# Your instructions:
In the material below, identify each line bearing the word "Требования". Reproduce those lines.

# start of Dataset records

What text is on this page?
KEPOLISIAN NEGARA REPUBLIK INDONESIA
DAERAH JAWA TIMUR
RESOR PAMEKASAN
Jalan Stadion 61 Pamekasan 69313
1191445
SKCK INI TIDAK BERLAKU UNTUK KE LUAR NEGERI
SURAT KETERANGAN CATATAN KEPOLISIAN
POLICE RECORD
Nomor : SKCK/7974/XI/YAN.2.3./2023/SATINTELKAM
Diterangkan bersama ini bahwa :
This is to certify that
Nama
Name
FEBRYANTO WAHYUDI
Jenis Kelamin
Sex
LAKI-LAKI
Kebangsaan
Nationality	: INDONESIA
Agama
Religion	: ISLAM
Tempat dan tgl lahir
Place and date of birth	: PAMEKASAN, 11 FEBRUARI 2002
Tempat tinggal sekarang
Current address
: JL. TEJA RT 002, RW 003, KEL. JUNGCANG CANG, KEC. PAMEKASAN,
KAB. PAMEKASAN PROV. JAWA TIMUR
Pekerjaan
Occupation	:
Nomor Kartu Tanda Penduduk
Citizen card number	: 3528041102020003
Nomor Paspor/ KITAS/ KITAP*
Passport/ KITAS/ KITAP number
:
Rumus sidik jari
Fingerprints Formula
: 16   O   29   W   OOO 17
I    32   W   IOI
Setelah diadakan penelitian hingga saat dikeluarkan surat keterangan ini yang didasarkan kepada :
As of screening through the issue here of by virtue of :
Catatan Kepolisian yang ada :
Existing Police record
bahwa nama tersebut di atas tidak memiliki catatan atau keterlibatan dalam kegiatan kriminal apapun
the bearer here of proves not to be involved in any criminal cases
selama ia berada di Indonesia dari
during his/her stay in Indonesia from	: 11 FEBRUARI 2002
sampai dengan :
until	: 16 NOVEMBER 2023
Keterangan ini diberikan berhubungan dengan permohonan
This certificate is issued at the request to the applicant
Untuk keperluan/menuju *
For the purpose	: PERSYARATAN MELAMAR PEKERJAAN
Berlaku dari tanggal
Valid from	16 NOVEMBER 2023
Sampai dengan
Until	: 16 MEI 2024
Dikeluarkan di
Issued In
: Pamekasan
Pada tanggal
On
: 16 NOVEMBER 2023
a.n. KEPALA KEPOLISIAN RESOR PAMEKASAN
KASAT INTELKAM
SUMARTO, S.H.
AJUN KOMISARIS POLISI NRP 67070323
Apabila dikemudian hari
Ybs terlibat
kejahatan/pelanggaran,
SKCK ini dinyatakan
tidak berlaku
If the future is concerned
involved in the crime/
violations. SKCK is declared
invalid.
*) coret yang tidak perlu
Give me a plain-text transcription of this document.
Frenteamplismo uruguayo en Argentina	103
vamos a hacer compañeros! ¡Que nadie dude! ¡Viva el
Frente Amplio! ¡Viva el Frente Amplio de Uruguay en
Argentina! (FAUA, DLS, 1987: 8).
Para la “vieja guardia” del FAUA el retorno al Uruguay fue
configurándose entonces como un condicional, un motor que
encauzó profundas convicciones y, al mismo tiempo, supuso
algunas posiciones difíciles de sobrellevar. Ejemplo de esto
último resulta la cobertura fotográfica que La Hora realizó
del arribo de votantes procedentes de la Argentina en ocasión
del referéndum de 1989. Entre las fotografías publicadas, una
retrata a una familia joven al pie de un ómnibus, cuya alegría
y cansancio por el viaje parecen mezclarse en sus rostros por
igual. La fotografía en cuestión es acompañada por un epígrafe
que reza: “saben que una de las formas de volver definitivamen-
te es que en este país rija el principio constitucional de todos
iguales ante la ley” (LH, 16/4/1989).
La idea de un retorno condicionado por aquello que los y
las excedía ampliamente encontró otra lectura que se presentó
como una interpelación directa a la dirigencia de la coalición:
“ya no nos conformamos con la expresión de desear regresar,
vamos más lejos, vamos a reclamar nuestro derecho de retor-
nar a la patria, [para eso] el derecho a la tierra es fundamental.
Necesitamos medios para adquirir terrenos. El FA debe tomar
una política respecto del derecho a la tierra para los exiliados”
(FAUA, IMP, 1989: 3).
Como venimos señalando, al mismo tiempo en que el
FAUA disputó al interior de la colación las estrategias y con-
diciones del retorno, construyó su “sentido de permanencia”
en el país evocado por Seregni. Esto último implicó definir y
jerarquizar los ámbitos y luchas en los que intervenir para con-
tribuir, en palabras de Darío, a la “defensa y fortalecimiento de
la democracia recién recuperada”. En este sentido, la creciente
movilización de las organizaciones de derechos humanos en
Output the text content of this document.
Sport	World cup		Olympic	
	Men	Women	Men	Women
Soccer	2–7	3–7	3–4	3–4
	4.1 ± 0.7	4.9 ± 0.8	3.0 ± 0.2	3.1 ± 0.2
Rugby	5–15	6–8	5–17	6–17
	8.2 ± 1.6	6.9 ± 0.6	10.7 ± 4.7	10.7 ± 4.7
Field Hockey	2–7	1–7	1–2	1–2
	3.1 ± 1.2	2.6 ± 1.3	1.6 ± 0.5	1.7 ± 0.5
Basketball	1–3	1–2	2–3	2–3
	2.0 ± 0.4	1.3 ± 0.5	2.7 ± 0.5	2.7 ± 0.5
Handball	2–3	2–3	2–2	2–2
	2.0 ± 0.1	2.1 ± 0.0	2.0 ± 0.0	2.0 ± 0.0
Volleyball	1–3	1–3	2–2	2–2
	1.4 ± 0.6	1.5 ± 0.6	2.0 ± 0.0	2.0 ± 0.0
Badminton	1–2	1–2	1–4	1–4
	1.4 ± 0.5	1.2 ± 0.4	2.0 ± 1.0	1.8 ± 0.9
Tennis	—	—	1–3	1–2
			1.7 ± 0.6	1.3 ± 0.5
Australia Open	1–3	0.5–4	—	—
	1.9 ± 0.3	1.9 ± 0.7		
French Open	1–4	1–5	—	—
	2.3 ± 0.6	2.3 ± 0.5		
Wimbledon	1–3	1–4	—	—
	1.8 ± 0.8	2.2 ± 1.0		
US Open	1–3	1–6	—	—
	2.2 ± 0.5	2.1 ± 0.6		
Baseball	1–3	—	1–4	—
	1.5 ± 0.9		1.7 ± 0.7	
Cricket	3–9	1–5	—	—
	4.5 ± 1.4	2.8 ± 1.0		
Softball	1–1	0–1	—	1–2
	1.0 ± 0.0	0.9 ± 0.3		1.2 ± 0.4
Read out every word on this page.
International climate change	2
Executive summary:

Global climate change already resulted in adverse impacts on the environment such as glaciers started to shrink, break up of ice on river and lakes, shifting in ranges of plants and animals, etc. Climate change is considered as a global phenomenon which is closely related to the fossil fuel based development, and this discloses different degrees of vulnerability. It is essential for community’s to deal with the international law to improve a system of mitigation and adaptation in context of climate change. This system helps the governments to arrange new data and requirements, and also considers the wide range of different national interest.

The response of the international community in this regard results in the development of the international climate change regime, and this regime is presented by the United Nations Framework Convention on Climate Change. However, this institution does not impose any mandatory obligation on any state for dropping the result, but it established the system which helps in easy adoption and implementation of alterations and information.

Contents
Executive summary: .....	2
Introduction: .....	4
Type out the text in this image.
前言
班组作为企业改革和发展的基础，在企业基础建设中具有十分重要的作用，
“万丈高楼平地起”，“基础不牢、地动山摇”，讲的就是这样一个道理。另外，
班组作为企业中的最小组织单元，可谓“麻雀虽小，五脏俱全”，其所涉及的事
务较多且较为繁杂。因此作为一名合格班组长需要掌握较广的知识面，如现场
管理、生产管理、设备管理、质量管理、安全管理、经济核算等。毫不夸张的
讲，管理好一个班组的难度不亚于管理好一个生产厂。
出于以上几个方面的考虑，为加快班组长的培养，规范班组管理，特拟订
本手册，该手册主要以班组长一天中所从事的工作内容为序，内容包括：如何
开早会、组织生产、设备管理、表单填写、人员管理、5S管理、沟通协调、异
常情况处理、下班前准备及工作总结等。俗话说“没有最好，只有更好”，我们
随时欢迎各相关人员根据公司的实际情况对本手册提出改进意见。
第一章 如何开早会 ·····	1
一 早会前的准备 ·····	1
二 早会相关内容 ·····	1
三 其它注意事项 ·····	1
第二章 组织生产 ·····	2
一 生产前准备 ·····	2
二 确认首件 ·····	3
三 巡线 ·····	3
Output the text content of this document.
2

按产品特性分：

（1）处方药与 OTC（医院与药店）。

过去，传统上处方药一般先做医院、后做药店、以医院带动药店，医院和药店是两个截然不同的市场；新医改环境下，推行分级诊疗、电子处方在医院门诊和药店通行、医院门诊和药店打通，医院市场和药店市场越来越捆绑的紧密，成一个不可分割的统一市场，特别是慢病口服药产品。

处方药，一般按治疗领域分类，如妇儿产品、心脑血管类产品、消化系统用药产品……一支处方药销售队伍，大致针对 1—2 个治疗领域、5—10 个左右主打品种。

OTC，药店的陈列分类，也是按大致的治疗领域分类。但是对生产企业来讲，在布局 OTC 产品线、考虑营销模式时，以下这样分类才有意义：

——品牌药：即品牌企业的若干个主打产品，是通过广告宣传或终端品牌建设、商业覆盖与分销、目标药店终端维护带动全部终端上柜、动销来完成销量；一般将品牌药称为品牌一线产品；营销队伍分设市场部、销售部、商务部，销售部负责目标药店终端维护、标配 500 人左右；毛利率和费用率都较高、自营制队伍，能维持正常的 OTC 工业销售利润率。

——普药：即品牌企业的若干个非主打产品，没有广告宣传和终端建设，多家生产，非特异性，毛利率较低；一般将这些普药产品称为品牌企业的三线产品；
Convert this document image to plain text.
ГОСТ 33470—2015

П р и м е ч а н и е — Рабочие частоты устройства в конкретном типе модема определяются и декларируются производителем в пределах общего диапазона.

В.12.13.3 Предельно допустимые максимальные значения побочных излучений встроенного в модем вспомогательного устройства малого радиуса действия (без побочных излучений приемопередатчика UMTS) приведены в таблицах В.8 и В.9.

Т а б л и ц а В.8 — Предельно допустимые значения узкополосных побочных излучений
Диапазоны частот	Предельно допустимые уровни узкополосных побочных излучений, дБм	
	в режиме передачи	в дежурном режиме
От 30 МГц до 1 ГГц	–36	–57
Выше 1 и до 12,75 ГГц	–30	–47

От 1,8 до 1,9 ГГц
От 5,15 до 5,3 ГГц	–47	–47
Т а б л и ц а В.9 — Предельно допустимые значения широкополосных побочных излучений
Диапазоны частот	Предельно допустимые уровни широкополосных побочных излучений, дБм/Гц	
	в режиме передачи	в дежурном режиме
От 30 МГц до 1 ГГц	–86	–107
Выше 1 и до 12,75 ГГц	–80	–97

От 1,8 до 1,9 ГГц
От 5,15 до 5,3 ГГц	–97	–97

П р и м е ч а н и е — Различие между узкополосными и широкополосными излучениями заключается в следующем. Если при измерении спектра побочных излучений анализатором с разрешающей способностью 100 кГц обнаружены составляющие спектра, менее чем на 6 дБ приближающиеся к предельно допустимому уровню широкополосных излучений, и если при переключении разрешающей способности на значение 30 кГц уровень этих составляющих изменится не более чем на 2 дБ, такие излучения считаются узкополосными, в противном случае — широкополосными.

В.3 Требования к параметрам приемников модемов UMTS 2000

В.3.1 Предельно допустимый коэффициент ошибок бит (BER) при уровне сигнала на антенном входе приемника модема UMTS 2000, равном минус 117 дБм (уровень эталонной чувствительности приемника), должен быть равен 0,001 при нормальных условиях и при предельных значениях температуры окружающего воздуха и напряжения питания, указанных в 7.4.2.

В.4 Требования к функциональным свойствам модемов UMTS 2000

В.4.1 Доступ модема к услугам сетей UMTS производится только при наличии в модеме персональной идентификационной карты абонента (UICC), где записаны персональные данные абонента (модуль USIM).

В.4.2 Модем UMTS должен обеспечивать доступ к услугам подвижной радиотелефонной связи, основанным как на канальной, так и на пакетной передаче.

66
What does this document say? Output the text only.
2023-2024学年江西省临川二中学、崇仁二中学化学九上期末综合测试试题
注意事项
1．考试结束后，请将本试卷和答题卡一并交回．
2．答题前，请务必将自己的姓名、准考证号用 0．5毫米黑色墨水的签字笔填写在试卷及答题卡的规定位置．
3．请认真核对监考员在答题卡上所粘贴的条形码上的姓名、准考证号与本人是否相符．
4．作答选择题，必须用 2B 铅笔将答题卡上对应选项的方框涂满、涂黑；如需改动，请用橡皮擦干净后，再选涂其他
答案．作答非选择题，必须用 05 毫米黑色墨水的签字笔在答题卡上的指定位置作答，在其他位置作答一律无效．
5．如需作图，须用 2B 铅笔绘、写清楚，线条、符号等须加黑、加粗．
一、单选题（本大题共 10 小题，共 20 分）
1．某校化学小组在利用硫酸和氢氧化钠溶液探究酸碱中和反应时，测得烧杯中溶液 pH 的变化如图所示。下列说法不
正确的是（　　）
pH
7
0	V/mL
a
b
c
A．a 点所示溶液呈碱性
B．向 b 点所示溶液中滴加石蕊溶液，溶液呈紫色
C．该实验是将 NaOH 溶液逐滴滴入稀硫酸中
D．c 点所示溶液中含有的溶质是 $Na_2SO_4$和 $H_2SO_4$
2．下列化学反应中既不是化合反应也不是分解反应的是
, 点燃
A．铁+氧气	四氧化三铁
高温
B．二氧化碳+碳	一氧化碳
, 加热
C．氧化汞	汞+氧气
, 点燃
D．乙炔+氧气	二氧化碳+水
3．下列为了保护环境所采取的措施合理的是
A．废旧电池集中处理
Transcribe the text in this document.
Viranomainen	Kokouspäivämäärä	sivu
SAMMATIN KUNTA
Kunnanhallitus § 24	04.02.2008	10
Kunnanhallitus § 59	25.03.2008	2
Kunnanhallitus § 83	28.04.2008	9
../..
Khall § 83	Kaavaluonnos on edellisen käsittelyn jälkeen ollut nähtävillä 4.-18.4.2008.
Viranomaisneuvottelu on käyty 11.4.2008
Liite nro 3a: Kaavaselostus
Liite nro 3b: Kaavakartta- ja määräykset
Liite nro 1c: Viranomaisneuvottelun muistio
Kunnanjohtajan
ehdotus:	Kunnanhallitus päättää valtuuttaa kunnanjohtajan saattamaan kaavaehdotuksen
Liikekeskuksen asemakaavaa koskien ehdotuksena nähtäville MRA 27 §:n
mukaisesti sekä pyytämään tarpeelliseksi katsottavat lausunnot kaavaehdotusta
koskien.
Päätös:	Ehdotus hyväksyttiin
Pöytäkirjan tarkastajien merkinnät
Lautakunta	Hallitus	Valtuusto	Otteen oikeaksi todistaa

# end of Dataset records

# Solved exercise:
В.3 Требования к параметрам приемников модемов UMTS 2000
В.4 Требования к функциональным свойствам модемов UMTS 2000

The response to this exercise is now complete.